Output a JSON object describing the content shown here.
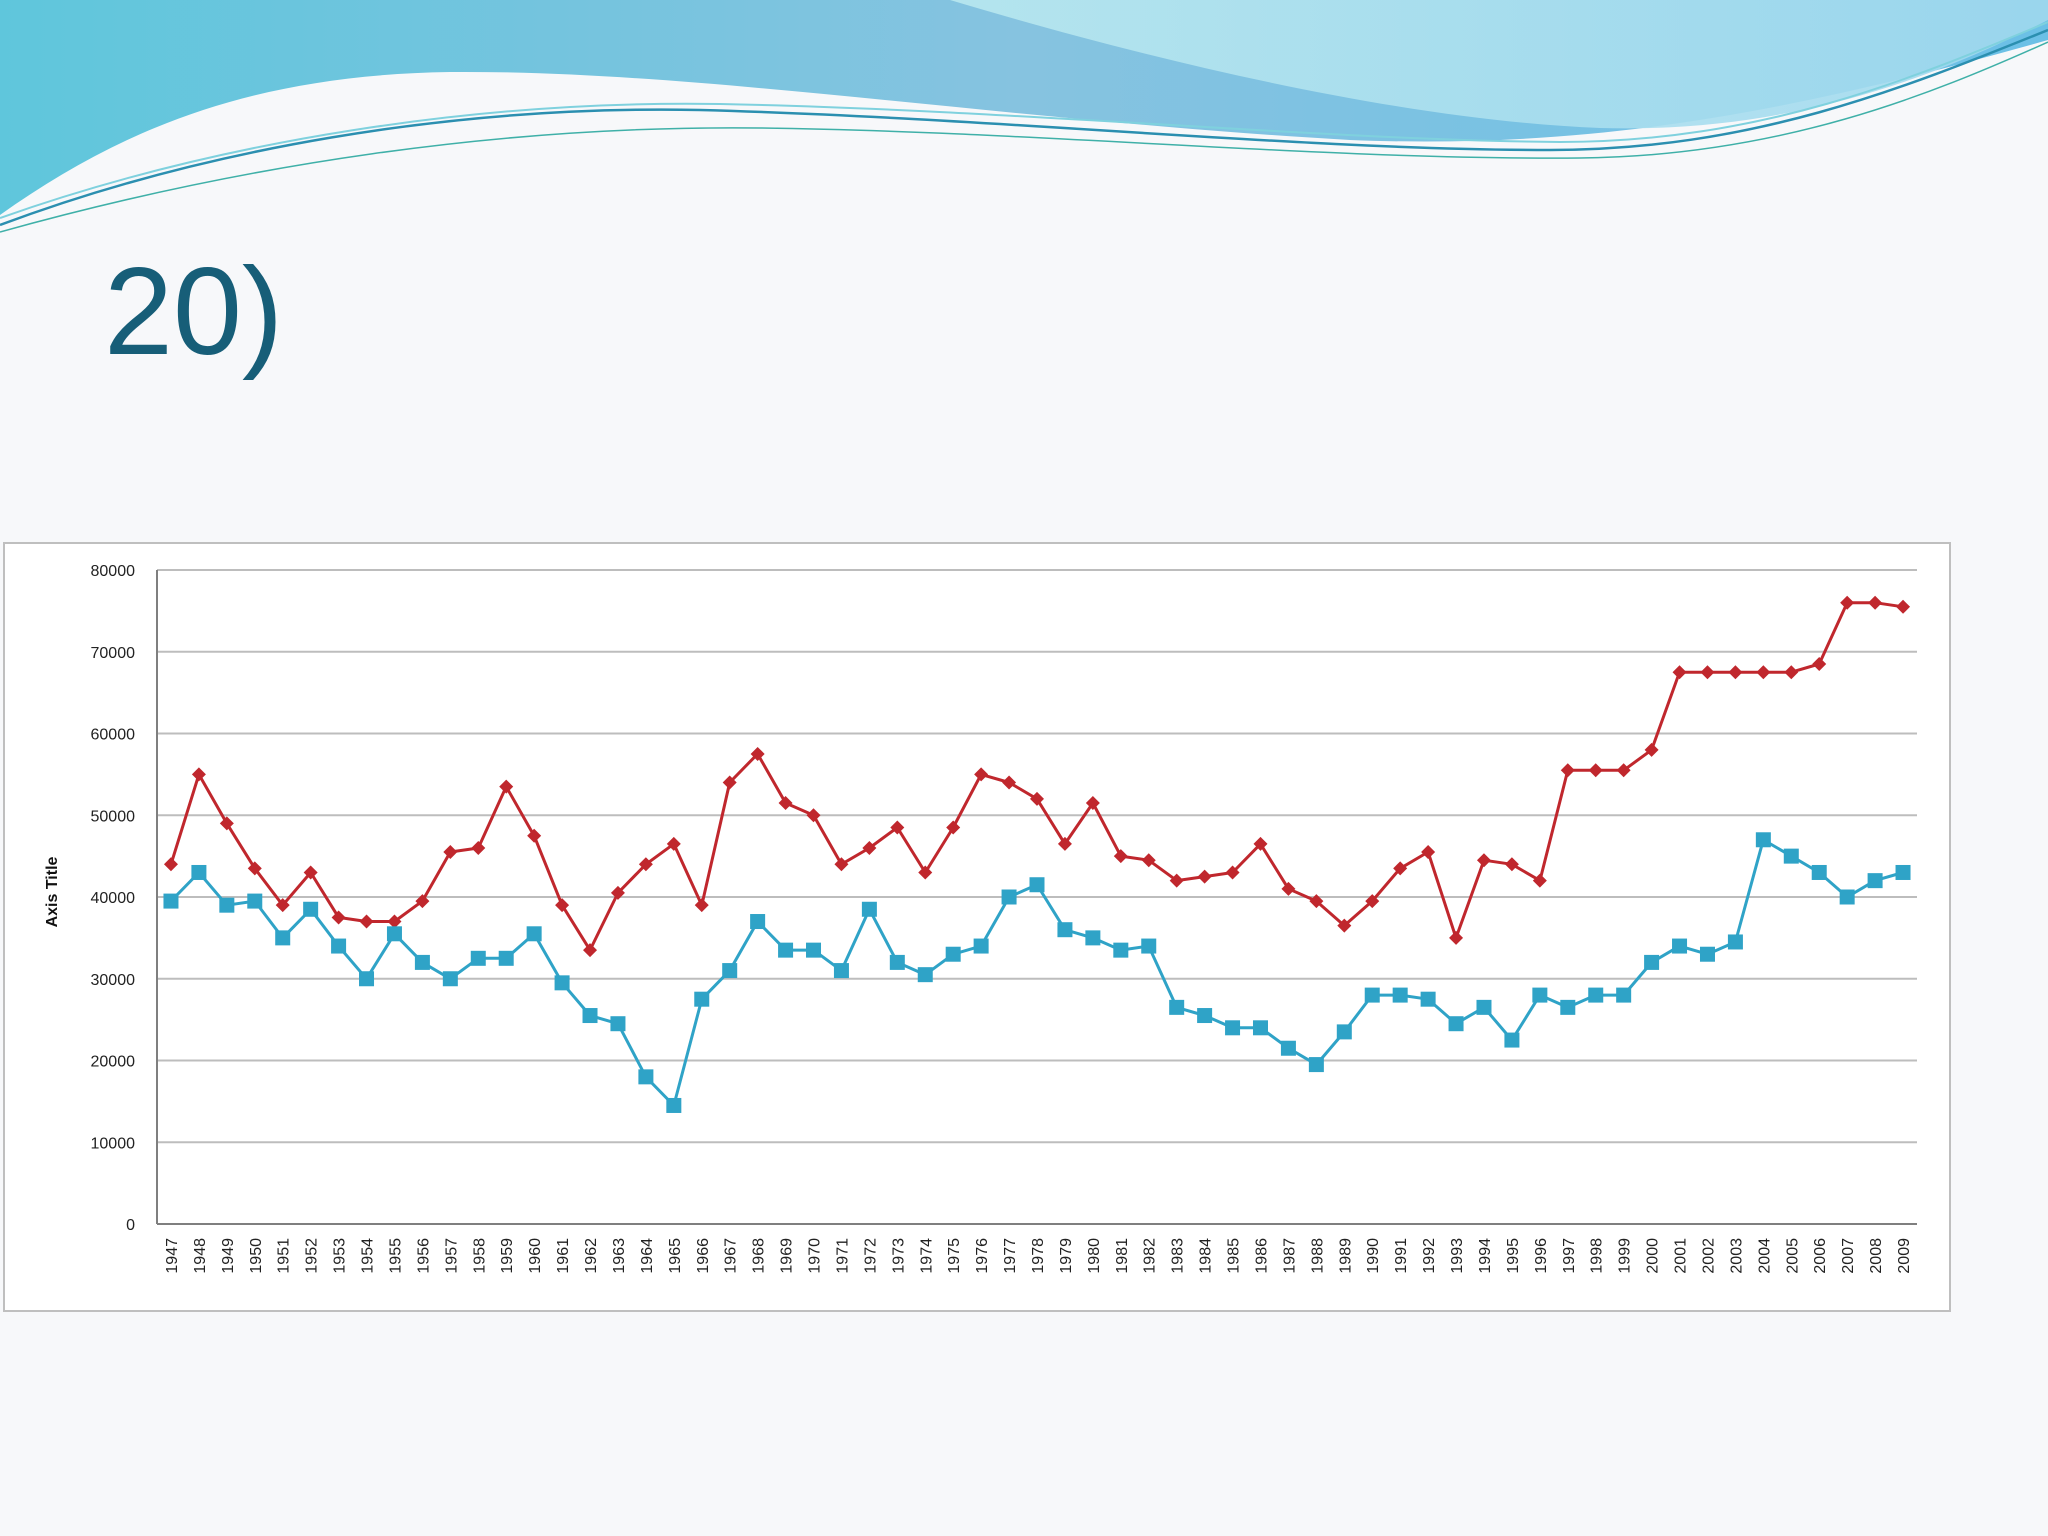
{
  "slide": {
    "title": "20)"
  },
  "colors": {
    "title": "#175e78",
    "series_1": "#c0272d",
    "series_2": "#2fa3c7",
    "gridline": "#bdbdbd"
  },
  "chart_data": {
    "type": "line",
    "title": "",
    "xlabel": "",
    "ylabel": "Axis Title",
    "ylim": [
      0,
      80000
    ],
    "yticks": [
      0,
      10000,
      20000,
      30000,
      40000,
      50000,
      60000,
      70000,
      80000
    ],
    "grid": true,
    "legend": "none",
    "x": [
      "1947",
      "1948",
      "1949",
      "1950",
      "1951",
      "1952",
      "1953",
      "1954",
      "1955",
      "1956",
      "1957",
      "1958",
      "1959",
      "1960",
      "1961",
      "1962",
      "1963",
      "1964",
      "1965",
      "1966",
      "1967",
      "1968",
      "1969",
      "1970",
      "1971",
      "1972",
      "1973",
      "1974",
      "1975",
      "1976",
      "1977",
      "1978",
      "1979",
      "1980",
      "1981",
      "1982",
      "1983",
      "1984",
      "1985",
      "1986",
      "1987",
      "1988",
      "1989",
      "1990",
      "1991",
      "1992",
      "1993",
      "1994",
      "1995",
      "1996",
      "1997",
      "1998",
      "1999",
      "2000",
      "2001",
      "2002",
      "2003",
      "2004",
      "2005",
      "2006",
      "2007",
      "2008",
      "2009"
    ],
    "series": [
      {
        "marker": "diamond",
        "color": "#c0272d",
        "values": [
          44000,
          55000,
          49000,
          43500,
          39000,
          43000,
          37500,
          37000,
          37000,
          39500,
          45500,
          46000,
          53500,
          47500,
          39000,
          33500,
          40500,
          44000,
          46500,
          39000,
          54000,
          57500,
          51500,
          50000,
          44000,
          46000,
          48500,
          43000,
          48500,
          55000,
          54000,
          52000,
          46500,
          51500,
          45000,
          44500,
          42000,
          42500,
          43000,
          46500,
          41000,
          39500,
          36500,
          39500,
          43500,
          45500,
          35000,
          44500,
          44000,
          42000,
          55500,
          55500,
          55500,
          58000,
          67500,
          67500,
          67500,
          67500,
          67500,
          68500,
          76000,
          76000,
          75500
        ]
      },
      {
        "marker": "square",
        "color": "#2fa3c7",
        "values": [
          39500,
          43000,
          39000,
          39500,
          35000,
          38500,
          34000,
          30000,
          35500,
          32000,
          30000,
          32500,
          32500,
          35500,
          29500,
          25500,
          24500,
          18000,
          14500,
          27500,
          31000,
          37000,
          33500,
          33500,
          31000,
          38500,
          32000,
          30500,
          33000,
          34000,
          40000,
          41500,
          36000,
          35000,
          33500,
          34000,
          26500,
          25500,
          24000,
          24000,
          21500,
          19500,
          23500,
          28000,
          28000,
          27500,
          24500,
          26500,
          22500,
          28000,
          26500,
          28000,
          28000,
          32000,
          34000,
          33000,
          34500,
          47000,
          45000,
          43000,
          40000,
          42000,
          43000
        ]
      }
    ]
  }
}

STATED PROBLEM: The listing above must be printed again exactly, minus its pictures.

ANSWER BELOW:
Output a JSON object describing the content shown here.
{
  "slide": {
    "title": "20)"
  },
  "colors": {
    "title": "#175e78",
    "series_1": "#c0272d",
    "series_2": "#2fa3c7",
    "gridline": "#bdbdbd"
  },
  "chart_data": {
    "type": "line",
    "title": "",
    "xlabel": "",
    "ylabel": "Axis Title",
    "ylim": [
      0,
      80000
    ],
    "yticks": [
      0,
      10000,
      20000,
      30000,
      40000,
      50000,
      60000,
      70000,
      80000
    ],
    "grid": true,
    "legend": "none",
    "x": [
      "1947",
      "1948",
      "1949",
      "1950",
      "1951",
      "1952",
      "1953",
      "1954",
      "1955",
      "1956",
      "1957",
      "1958",
      "1959",
      "1960",
      "1961",
      "1962",
      "1963",
      "1964",
      "1965",
      "1966",
      "1967",
      "1968",
      "1969",
      "1970",
      "1971",
      "1972",
      "1973",
      "1974",
      "1975",
      "1976",
      "1977",
      "1978",
      "1979",
      "1980",
      "1981",
      "1982",
      "1983",
      "1984",
      "1985",
      "1986",
      "1987",
      "1988",
      "1989",
      "1990",
      "1991",
      "1992",
      "1993",
      "1994",
      "1995",
      "1996",
      "1997",
      "1998",
      "1999",
      "2000",
      "2001",
      "2002",
      "2003",
      "2004",
      "2005",
      "2006",
      "2007",
      "2008",
      "2009"
    ],
    "series": [
      {
        "marker": "diamond",
        "color": "#c0272d",
        "values": [
          44000,
          55000,
          49000,
          43500,
          39000,
          43000,
          37500,
          37000,
          37000,
          39500,
          45500,
          46000,
          53500,
          47500,
          39000,
          33500,
          40500,
          44000,
          46500,
          39000,
          54000,
          57500,
          51500,
          50000,
          44000,
          46000,
          48500,
          43000,
          48500,
          55000,
          54000,
          52000,
          46500,
          51500,
          45000,
          44500,
          42000,
          42500,
          43000,
          46500,
          41000,
          39500,
          36500,
          39500,
          43500,
          45500,
          35000,
          44500,
          44000,
          42000,
          55500,
          55500,
          55500,
          58000,
          67500,
          67500,
          67500,
          67500,
          67500,
          68500,
          76000,
          76000,
          75500
        ]
      },
      {
        "marker": "square",
        "color": "#2fa3c7",
        "values": [
          39500,
          43000,
          39000,
          39500,
          35000,
          38500,
          34000,
          30000,
          35500,
          32000,
          30000,
          32500,
          32500,
          35500,
          29500,
          25500,
          24500,
          18000,
          14500,
          27500,
          31000,
          37000,
          33500,
          33500,
          31000,
          38500,
          32000,
          30500,
          33000,
          34000,
          40000,
          41500,
          36000,
          35000,
          33500,
          34000,
          26500,
          25500,
          24000,
          24000,
          21500,
          19500,
          23500,
          28000,
          28000,
          27500,
          24500,
          26500,
          22500,
          28000,
          26500,
          28000,
          28000,
          32000,
          34000,
          33000,
          34500,
          47000,
          45000,
          43000,
          40000,
          42000,
          43000
        ]
      }
    ]
  }
}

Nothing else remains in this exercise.